- _TASK DIRECTIONS_: With the pictures omitted, write out the entries that follow exactly as they stand.

[Dataset excerpt]
================

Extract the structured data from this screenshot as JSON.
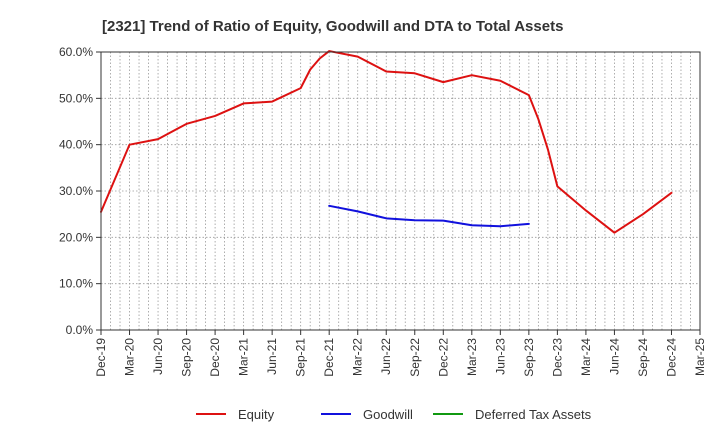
{
  "chart_data": {
    "type": "line",
    "title": "[2321]  Trend of Ratio of Equity, Goodwill and DTA to Total Assets",
    "xlabel": "",
    "ylabel": "",
    "ylim": [
      0,
      60
    ],
    "y_ticks": [
      0,
      10,
      20,
      30,
      40,
      50,
      60
    ],
    "y_tick_labels": [
      "0.0%",
      "10.0%",
      "20.0%",
      "30.0%",
      "40.0%",
      "50.0%",
      "60.0%"
    ],
    "x_tick_labels": [
      "Dec-19",
      "Mar-20",
      "Jun-20",
      "Sep-20",
      "Dec-20",
      "Mar-21",
      "Jun-21",
      "Sep-21",
      "Dec-21",
      "Mar-22",
      "Jun-22",
      "Sep-22",
      "Dec-22",
      "Mar-23",
      "Jun-23",
      "Sep-23",
      "Dec-23",
      "Mar-24",
      "Jun-24",
      "Sep-24",
      "Dec-24",
      "Mar-25"
    ],
    "x_range": [
      0,
      63
    ],
    "grid": true,
    "legend_position": "bottom",
    "series": [
      {
        "name": "Equity",
        "color": "#dd1111",
        "points": [
          [
            0,
            25.5
          ],
          [
            3,
            40.0
          ],
          [
            6,
            41.2
          ],
          [
            9,
            44.5
          ],
          [
            12,
            46.2
          ],
          [
            15,
            48.9
          ],
          [
            18,
            49.3
          ],
          [
            21,
            52.2
          ],
          [
            22,
            56.2
          ],
          [
            23,
            58.6
          ],
          [
            24,
            60.2
          ],
          [
            27,
            59.0
          ],
          [
            30,
            55.8
          ],
          [
            33,
            55.4
          ],
          [
            36,
            53.5
          ],
          [
            39,
            55.0
          ],
          [
            42,
            53.8
          ],
          [
            45,
            50.7
          ],
          [
            46,
            45.5
          ],
          [
            47,
            39.0
          ],
          [
            48,
            31.0
          ],
          [
            51,
            25.8
          ],
          [
            54,
            21.0
          ],
          [
            57,
            25.0
          ],
          [
            60,
            29.6
          ]
        ]
      },
      {
        "name": "Goodwill",
        "color": "#1111dd",
        "points": [
          [
            24,
            26.8
          ],
          [
            27,
            25.6
          ],
          [
            30,
            24.1
          ],
          [
            33,
            23.7
          ],
          [
            36,
            23.6
          ],
          [
            39,
            22.6
          ],
          [
            42,
            22.4
          ],
          [
            45,
            22.9
          ]
        ]
      },
      {
        "name": "Deferred Tax Assets",
        "color": "#119911",
        "points": []
      }
    ]
  }
}
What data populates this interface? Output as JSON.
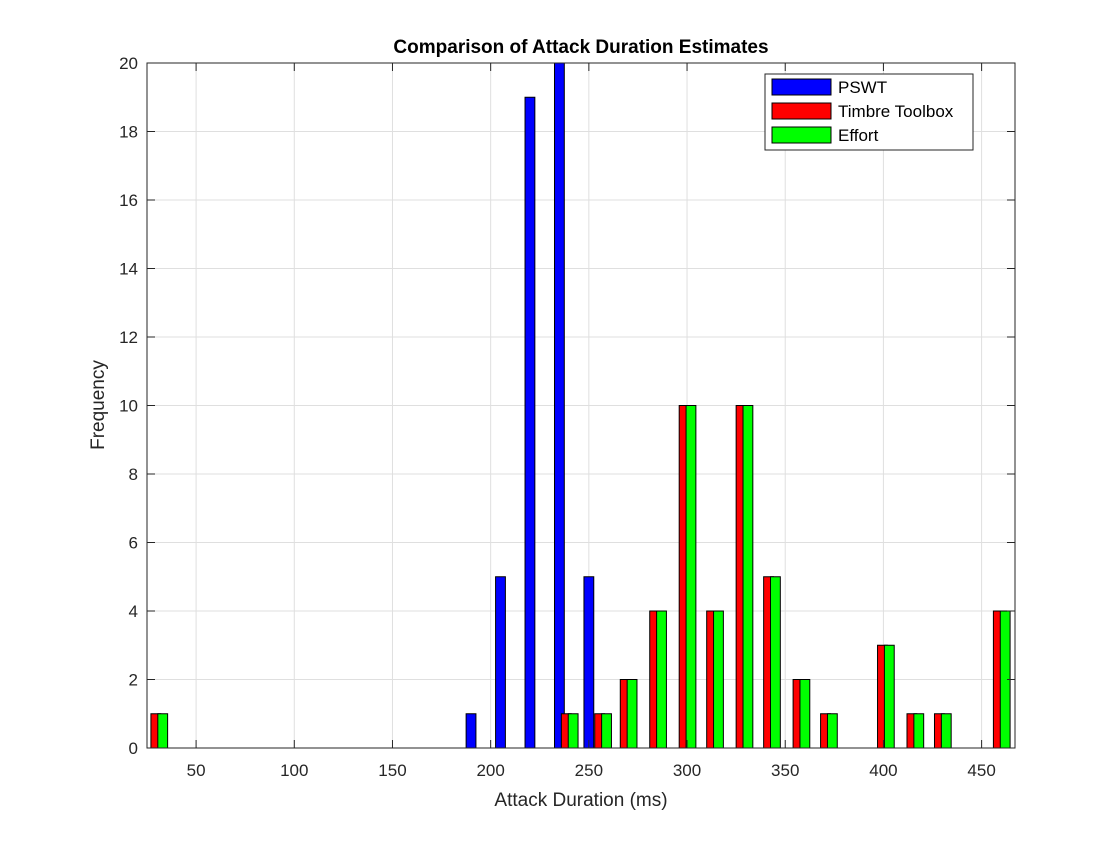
{
  "chart_data": {
    "type": "bar",
    "title": "Comparison of Attack Duration Estimates",
    "xlabel": "Attack Duration (ms)",
    "ylabel": "Frequency",
    "xlim": [
      25,
      467
    ],
    "ylim": [
      0,
      20
    ],
    "xticks": [
      50,
      100,
      150,
      200,
      250,
      300,
      350,
      400,
      450
    ],
    "yticks": [
      0,
      2,
      4,
      6,
      8,
      10,
      12,
      14,
      16,
      18,
      20
    ],
    "grid": true,
    "legend_position": "top-right",
    "bar_width": 5,
    "series": [
      {
        "name": "PSWT",
        "color": "#0000ff",
        "points": [
          {
            "x": 190,
            "y": 1
          },
          {
            "x": 205,
            "y": 5
          },
          {
            "x": 220,
            "y": 19
          },
          {
            "x": 235,
            "y": 20
          },
          {
            "x": 250,
            "y": 5
          }
        ]
      },
      {
        "name": "Timbre Toolbox",
        "color": "#ff0000",
        "points": [
          {
            "x": 29.5,
            "y": 1
          },
          {
            "x": 238.5,
            "y": 1
          },
          {
            "x": 255.5,
            "y": 1
          },
          {
            "x": 268.5,
            "y": 2
          },
          {
            "x": 283.5,
            "y": 4
          },
          {
            "x": 298.5,
            "y": 10
          },
          {
            "x": 312.5,
            "y": 4
          },
          {
            "x": 327.5,
            "y": 10
          },
          {
            "x": 341.5,
            "y": 5
          },
          {
            "x": 356.5,
            "y": 2
          },
          {
            "x": 370.5,
            "y": 1
          },
          {
            "x": 399.5,
            "y": 3
          },
          {
            "x": 414.5,
            "y": 1
          },
          {
            "x": 428.5,
            "y": 1
          },
          {
            "x": 458.5,
            "y": 4
          }
        ]
      },
      {
        "name": "Effort",
        "color": "#00ff00",
        "points": [
          {
            "x": 33,
            "y": 1
          },
          {
            "x": 242,
            "y": 1
          },
          {
            "x": 259,
            "y": 1
          },
          {
            "x": 272,
            "y": 2
          },
          {
            "x": 287,
            "y": 4
          },
          {
            "x": 302,
            "y": 10
          },
          {
            "x": 316,
            "y": 4
          },
          {
            "x": 331,
            "y": 10
          },
          {
            "x": 345,
            "y": 5
          },
          {
            "x": 360,
            "y": 2
          },
          {
            "x": 374,
            "y": 1
          },
          {
            "x": 403,
            "y": 3
          },
          {
            "x": 418,
            "y": 1
          },
          {
            "x": 432,
            "y": 1
          },
          {
            "x": 462,
            "y": 4
          }
        ]
      }
    ]
  }
}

================

- _EXPECTED OUTPUT_:
Extract the structured data from this screenshot as JSON.
{
  "chart_data": {
    "type": "line",
    "title": "[2321]  Trend of Ratio of Equity, Goodwill and DTA to Total Assets",
    "xlabel": "",
    "ylabel": "",
    "ylim": [
      0,
      60
    ],
    "y_ticks": [
      0,
      10,
      20,
      30,
      40,
      50,
      60
    ],
    "y_tick_labels": [
      "0.0%",
      "10.0%",
      "20.0%",
      "30.0%",
      "40.0%",
      "50.0%",
      "60.0%"
    ],
    "x_tick_labels": [
      "Dec-19",
      "Mar-20",
      "Jun-20",
      "Sep-20",
      "Dec-20",
      "Mar-21",
      "Jun-21",
      "Sep-21",
      "Dec-21",
      "Mar-22",
      "Jun-22",
      "Sep-22",
      "Dec-22",
      "Mar-23",
      "Jun-23",
      "Sep-23",
      "Dec-23",
      "Mar-24",
      "Jun-24",
      "Sep-24",
      "Dec-24",
      "Mar-25"
    ],
    "x_range": [
      0,
      63
    ],
    "grid": true,
    "legend_position": "bottom",
    "series": [
      {
        "name": "Equity",
        "color": "#dd1111",
        "points": [
          [
            0,
            25.5
          ],
          [
            3,
            40.0
          ],
          [
            6,
            41.2
          ],
          [
            9,
            44.5
          ],
          [
            12,
            46.2
          ],
          [
            15,
            48.9
          ],
          [
            18,
            49.3
          ],
          [
            21,
            52.2
          ],
          [
            22,
            56.2
          ],
          [
            23,
            58.6
          ],
          [
            24,
            60.2
          ],
          [
            27,
            59.0
          ],
          [
            30,
            55.8
          ],
          [
            33,
            55.4
          ],
          [
            36,
            53.5
          ],
          [
            39,
            55.0
          ],
          [
            42,
            53.8
          ],
          [
            45,
            50.7
          ],
          [
            46,
            45.5
          ],
          [
            47,
            39.0
          ],
          [
            48,
            31.0
          ],
          [
            51,
            25.8
          ],
          [
            54,
            21.0
          ],
          [
            57,
            25.0
          ],
          [
            60,
            29.6
          ]
        ]
      },
      {
        "name": "Goodwill",
        "color": "#1111dd",
        "points": [
          [
            24,
            26.8
          ],
          [
            27,
            25.6
          ],
          [
            30,
            24.1
          ],
          [
            33,
            23.7
          ],
          [
            36,
            23.6
          ],
          [
            39,
            22.6
          ],
          [
            42,
            22.4
          ],
          [
            45,
            22.9
          ]
        ]
      },
      {
        "name": "Deferred Tax Assets",
        "color": "#119911",
        "points": []
      }
    ]
  }
}
What data populates this interface? Output as JSON.
{
  "chart_data": {
    "type": "bar",
    "title": "Comparison of Attack Duration Estimates",
    "xlabel": "Attack Duration (ms)",
    "ylabel": "Frequency",
    "xlim": [
      25,
      467
    ],
    "ylim": [
      0,
      20
    ],
    "xticks": [
      50,
      100,
      150,
      200,
      250,
      300,
      350,
      400,
      450
    ],
    "yticks": [
      0,
      2,
      4,
      6,
      8,
      10,
      12,
      14,
      16,
      18,
      20
    ],
    "grid": true,
    "legend_position": "top-right",
    "bar_width": 5,
    "series": [
      {
        "name": "PSWT",
        "color": "#0000ff",
        "points": [
          {
            "x": 190,
            "y": 1
          },
          {
            "x": 205,
            "y": 5
          },
          {
            "x": 220,
            "y": 19
          },
          {
            "x": 235,
            "y": 20
          },
          {
            "x": 250,
            "y": 5
          }
        ]
      },
      {
        "name": "Timbre Toolbox",
        "color": "#ff0000",
        "points": [
          {
            "x": 29.5,
            "y": 1
          },
          {
            "x": 238.5,
            "y": 1
          },
          {
            "x": 255.5,
            "y": 1
          },
          {
            "x": 268.5,
            "y": 2
          },
          {
            "x": 283.5,
            "y": 4
          },
          {
            "x": 298.5,
            "y": 10
          },
          {
            "x": 312.5,
            "y": 4
          },
          {
            "x": 327.5,
            "y": 10
          },
          {
            "x": 341.5,
            "y": 5
          },
          {
            "x": 356.5,
            "y": 2
          },
          {
            "x": 370.5,
            "y": 1
          },
          {
            "x": 399.5,
            "y": 3
          },
          {
            "x": 414.5,
            "y": 1
          },
          {
            "x": 428.5,
            "y": 1
          },
          {
            "x": 458.5,
            "y": 4
          }
        ]
      },
      {
        "name": "Effort",
        "color": "#00ff00",
        "points": [
          {
            "x": 33,
            "y": 1
          },
          {
            "x": 242,
            "y": 1
          },
          {
            "x": 259,
            "y": 1
          },
          {
            "x": 272,
            "y": 2
          },
          {
            "x": 287,
            "y": 4
          },
          {
            "x": 302,
            "y": 10
          },
          {
            "x": 316,
            "y": 4
          },
          {
            "x": 331,
            "y": 10
          },
          {
            "x": 345,
            "y": 5
          },
          {
            "x": 360,
            "y": 2
          },
          {
            "x": 374,
            "y": 1
          },
          {
            "x": 403,
            "y": 3
          },
          {
            "x": 418,
            "y": 1
          },
          {
            "x": 432,
            "y": 1
          },
          {
            "x": 462,
            "y": 4
          }
        ]
      }
    ]
  }
}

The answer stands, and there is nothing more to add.